§ **Anforderung**: Wie lange lebt Nicole laut dem Textabschnitt über den Waschsalon schon permanent in der näheren Umgebung von Kalamata?

§ **Textabschnitt**:

Wir haben sehr viel Wäsche und daher folgt Barbara einer Empfehlung und macht sich auf den Weg zu einem Waschsalon mit mehreren Industriewaschmaschinen und -trocknern. Das ist zwar ein Fußmarsch von 20 Minuten, aber dafür soll es schnell gehen. Und tatsächlich brauchen die Waschmaschinen nur 10 Minuten, der Trockner dann allerdings doch 40. Die Zeit des Wartens wird kurzweilig verkürzt mit interessanten Gesprächen mit anderen Kunden: Nicole ist Yogalehrerin und lebt seit 1,5 Jahren permanent in der näheren Umgebung von Kalamata. Sie hat einen Olivenhain gepachtet und ist gerade mit ihren freiwilligen Helfern in der Stadt zum Wäsche waschen, denn bei Regenwetter können sie nicht ernten. Barbara bekundet Interesse an der Mithilfe bei der Olivenernte und Nicole verspricht sich zu melden, denn ab 06.12. sind ihre Freiwilligen wieder weg. Auch ein deutsches Paar, das gerade mit dem WoMo in Griechenland ist, berichtet von einer Woche freiwilliger Mithilfe bei der Olivenernte – die dabei getragenen Jeans werden auch in dieser professionellen Reinigung nicht wieder sauber. So sind wir schon mal „gewahrschaut“, bei einem Einsatz bei Nicole auf den Feldern, die ältesten Klamotten anzuziehen.

§ **Extrahierte Daten**:
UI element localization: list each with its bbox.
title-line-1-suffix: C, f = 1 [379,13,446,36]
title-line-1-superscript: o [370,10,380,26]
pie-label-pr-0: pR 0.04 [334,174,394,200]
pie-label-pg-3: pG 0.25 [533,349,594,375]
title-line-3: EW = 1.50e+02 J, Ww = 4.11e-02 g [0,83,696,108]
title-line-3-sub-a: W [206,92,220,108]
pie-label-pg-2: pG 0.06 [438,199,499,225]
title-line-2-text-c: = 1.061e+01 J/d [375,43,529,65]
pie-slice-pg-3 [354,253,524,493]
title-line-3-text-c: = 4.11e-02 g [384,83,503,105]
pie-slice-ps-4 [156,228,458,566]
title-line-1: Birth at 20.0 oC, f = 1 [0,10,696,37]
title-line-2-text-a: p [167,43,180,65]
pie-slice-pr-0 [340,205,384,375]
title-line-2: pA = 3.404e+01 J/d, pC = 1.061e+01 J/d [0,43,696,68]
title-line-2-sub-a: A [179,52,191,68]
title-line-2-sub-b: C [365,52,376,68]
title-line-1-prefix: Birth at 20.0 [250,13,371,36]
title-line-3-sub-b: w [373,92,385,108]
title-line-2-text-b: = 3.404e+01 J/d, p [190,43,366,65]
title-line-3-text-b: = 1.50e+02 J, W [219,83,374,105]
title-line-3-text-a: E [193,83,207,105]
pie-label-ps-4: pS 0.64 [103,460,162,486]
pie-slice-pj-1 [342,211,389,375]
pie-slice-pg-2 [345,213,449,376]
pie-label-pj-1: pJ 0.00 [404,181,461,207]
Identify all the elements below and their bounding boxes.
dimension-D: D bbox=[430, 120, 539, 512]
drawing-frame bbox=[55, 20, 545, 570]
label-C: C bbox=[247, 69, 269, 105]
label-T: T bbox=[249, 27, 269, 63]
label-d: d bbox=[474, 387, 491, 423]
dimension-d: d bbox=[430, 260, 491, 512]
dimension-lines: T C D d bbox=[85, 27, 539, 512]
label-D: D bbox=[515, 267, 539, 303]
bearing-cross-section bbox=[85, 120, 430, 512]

§ **Schriftliche Antwort**: Seit 1,5 Jahren.